- _TAREAS POR REALIZAR_
A: Copie literalmente el fragmento del extracto sobre el nuevo curso político que va desde "Por encima de" hasta "esta ofensiva autoritaria.".
B: Indique si cada afirmación concuerda con el extracto sobre el nuevo curso político, respondiendo sí o no y citando textualmente las palabras del extracto que lo deciden: (i) el nuevo curso político llega atravesado por una ola autoritaria mundial; (ii) se mencionan las recientes elecciones regionales en Francia; (iii) el mayor desafío señalado es reforzar las mayorías parlamentarias.

- _EXTRACTO DE LA FUENTE_
▼▼▼

Por encima de las mayorías parlamentarias fragmentadas, o de la imprevisibilidad de esta legislatura, creo que el mayor desafío que enfrentamos es rearticular una fuerza social que no sólo empuje para hacer realidad las medidas sociales, sino que las convierta en avances irrevocables
El nuevo curso político llega atravesado por una ola autoritaria mundial. Lo vemos con crudeza en el genocidio cronificado en Gaza y la guerra en Ucrania. Lo vemos en los mensajes xenófobos que inundan el debate público, apuntalando la migración como eje de una agenda antidemocrática global. Lo hemos visto en las recientes elecciones regionales en Alemania, y lo vemos cada día en el algoritmo de una red social convertida en instrumento de amplificación para esta ofensiva autoritaria.

▲▲▲

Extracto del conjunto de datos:
▼▼▼

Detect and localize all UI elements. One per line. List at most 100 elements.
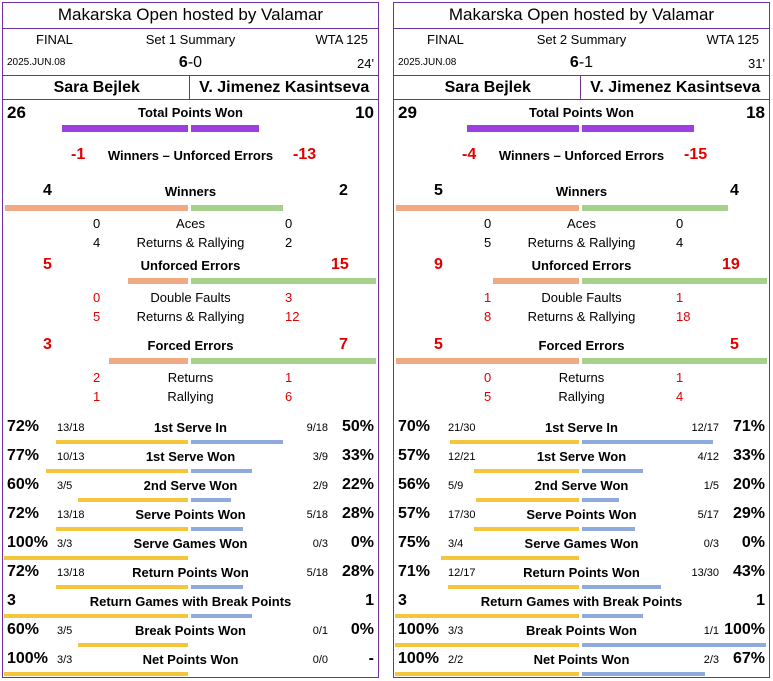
stat-bar-p1: [395, 614, 579, 618]
unforced-p1: 5: [43, 256, 52, 273]
winners-minus-ue-p2: -15: [684, 146, 708, 163]
stat-p1-value: 71%: [398, 563, 431, 580]
match-date: 2025.JUN.08: [7, 57, 66, 68]
winners-sub-label: Returns & Rallying: [527, 235, 636, 250]
unforced-sub-p2: 18: [676, 309, 691, 324]
winners-p1: 4: [43, 182, 52, 199]
stat-bar-p2: [582, 614, 643, 618]
stat-label: Return Games with Break Points: [89, 594, 292, 609]
forced-bar-p2: [191, 358, 376, 364]
stat-bar-p1: [474, 527, 579, 531]
unforced-p1: 9: [434, 256, 443, 273]
stat-p2-fraction: 13/30: [691, 567, 719, 579]
winners-minus-ue-label: Winners – Unforced Errors: [107, 148, 274, 163]
set2-summary-panel: Makarska Open hosted by Valamar FINAL Set …: [393, 2, 770, 678]
stat-p1-fraction: 12/21: [448, 451, 476, 463]
winners-minus-ue-p1: -4: [462, 146, 477, 163]
score-separator: -: [578, 54, 585, 71]
winners-sub-p1: 4: [93, 235, 101, 250]
winners-p2: 4: [730, 182, 739, 199]
stat-bar-p2: [191, 585, 243, 589]
set1-summary-panel: Makarska Open hosted by Valamar FINAL Set …: [2, 2, 379, 678]
forced-bar-p1: [109, 358, 188, 364]
stat-p2-value: 20%: [732, 476, 765, 493]
stat-p1-value: 72%: [7, 505, 40, 522]
stat-label: Return Points Won: [132, 565, 249, 580]
stat-p2-value: -: [368, 650, 374, 667]
stat-p1-fraction: 3/3: [57, 538, 73, 550]
unforced-bar-p2: [191, 278, 376, 284]
stat-p1-fraction: 17/30: [448, 509, 476, 521]
forced-p1: 5: [434, 336, 443, 353]
forced-sub-label: Rallying: [167, 389, 214, 404]
forced-label: Forced Errors: [147, 338, 234, 353]
stat-bar-p1: [4, 672, 188, 676]
stat-p2-value: 28%: [341, 563, 374, 580]
stat-p2-fraction: 12/17: [691, 422, 719, 434]
stat-p1-value: 72%: [7, 563, 40, 580]
stat-p1-value: 72%: [7, 418, 40, 435]
stat-p2-fraction: 5/18: [306, 509, 328, 521]
winners-bar-p2: [191, 205, 283, 211]
forced-bar-p1: [396, 358, 579, 364]
stat-label: Serve Points Won: [135, 507, 246, 522]
stat-p1-fraction: 3/5: [57, 480, 73, 492]
tournament-title: Makarska Open hosted by Valamar: [57, 5, 324, 24]
forced-p2: 7: [339, 336, 348, 353]
stat-p1-fraction: 13/18: [57, 422, 85, 434]
stat-p2-fraction: 0/3: [312, 538, 328, 550]
stat-p2-value: 1: [365, 592, 374, 609]
stat-p2-value: 0%: [350, 534, 374, 551]
forced-label: Forced Errors: [538, 338, 625, 353]
round-label: FINAL: [36, 32, 73, 47]
stat-p2-value: 0%: [350, 621, 374, 638]
stat-p2-fraction: 4/12: [697, 451, 719, 463]
forced-sub-p1: 2: [93, 370, 101, 385]
score-player2: 1: [584, 54, 594, 71]
stat-label: Serve Points Won: [526, 507, 637, 522]
stat-p2-value: 28%: [341, 505, 374, 522]
winners-bar-p2: [582, 205, 729, 211]
total-points-bar-p2: [191, 125, 260, 132]
stat-p1-value: 60%: [7, 621, 40, 638]
stat-p1-value: 56%: [398, 476, 431, 493]
winners-bar-p1: [396, 205, 579, 211]
tour-label: WTA 125: [315, 32, 368, 47]
stat-p1-value: 3: [7, 592, 16, 609]
player2-name: V. Jimenez Kasintseva: [590, 79, 761, 96]
stat-bar-p2: [582, 585, 662, 589]
stat-bar-p1: [55, 585, 188, 589]
set-duration: 31': [748, 56, 765, 71]
unforced-sub-p1: 8: [484, 309, 492, 324]
set-score: 6-1: [394, 54, 769, 72]
stat-p2-value: 50%: [341, 418, 374, 435]
unforced-sub-label: Double Faults: [150, 290, 231, 305]
title-divider: [394, 28, 769, 29]
player1-name: Sara Bejlek: [53, 79, 140, 96]
stat-p1-fraction: 5/9: [448, 480, 464, 492]
names-separator: [189, 75, 190, 99]
stat-bar-p1: [55, 527, 188, 531]
stat-label: 2nd Serve Won: [534, 478, 629, 493]
winners-p1: 5: [434, 182, 443, 199]
stat-p2-fraction: 5/17: [697, 509, 719, 521]
score-player1: 6: [569, 54, 579, 71]
names-bottom-divider: [394, 99, 769, 100]
stat-p1-fraction: 21/30: [448, 422, 476, 434]
stat-bar-p2: [582, 498, 619, 502]
stat-label: Net Points Won: [142, 652, 239, 667]
stat-p1-fraction: 13/18: [57, 509, 85, 521]
unforced-p2: 19: [722, 256, 740, 273]
stat-p2-fraction: 0/3: [703, 538, 719, 550]
winners-sub-label: Aces: [567, 216, 596, 231]
total-points-label: Total Points Won: [138, 105, 243, 120]
stat-bar-p2: [191, 614, 252, 618]
stat-bar-p2: [191, 527, 243, 531]
forced-sub-p2: 6: [285, 389, 293, 404]
unforced-sub-label: Double Faults: [541, 290, 622, 305]
stat-bar-p1: [474, 469, 579, 473]
forced-sub-p1: 1: [93, 389, 101, 404]
stat-p2-value: 71%: [732, 418, 765, 435]
match-date: 2025.JUN.08: [398, 57, 457, 68]
total-points-p1: 29: [398, 103, 417, 122]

▲▲▲

- _RESULTADOS EN ORDEN_
A:
Por encima de las mayorías parlamentarias fragmentadas, o de la imprevisibilidad de esta legislatura, creo que el mayor desafío que enfrentamos es rearticular una fuerza social que no sólo empuje para hacer realidad las medidas sociales, sino que las convierta en avances irrevocables
El nuevo curso político llega atravesado por una ola autoritaria mundial. Lo vemos con crudeza en el genocidio cronificado en Gaza y la guerra en Ucrania. Lo vemos en los mensajes xenófobos que inundan el debate público, apuntalando la migración como eje de una agenda antidemocrática global. Lo hemos visto en las recientes elecciones regionales en Alemania, y lo vemos cada día en el algoritmo de una red social convertida en instrumento de amplificación para esta ofensiva autoritaria.

B:
(i) Sí: "El nuevo curso político llega atravesado por una ola autoritaria mundial."
(ii) No: "Lo hemos visto en las recientes elecciones regionales en Alemania".
(iii) No: "creo que el mayor desafío que enfrentamos es rearticular una fuerza social que no sólo empuje para hacer realidad las medidas sociales, sino que las convierta en avances irrevocables".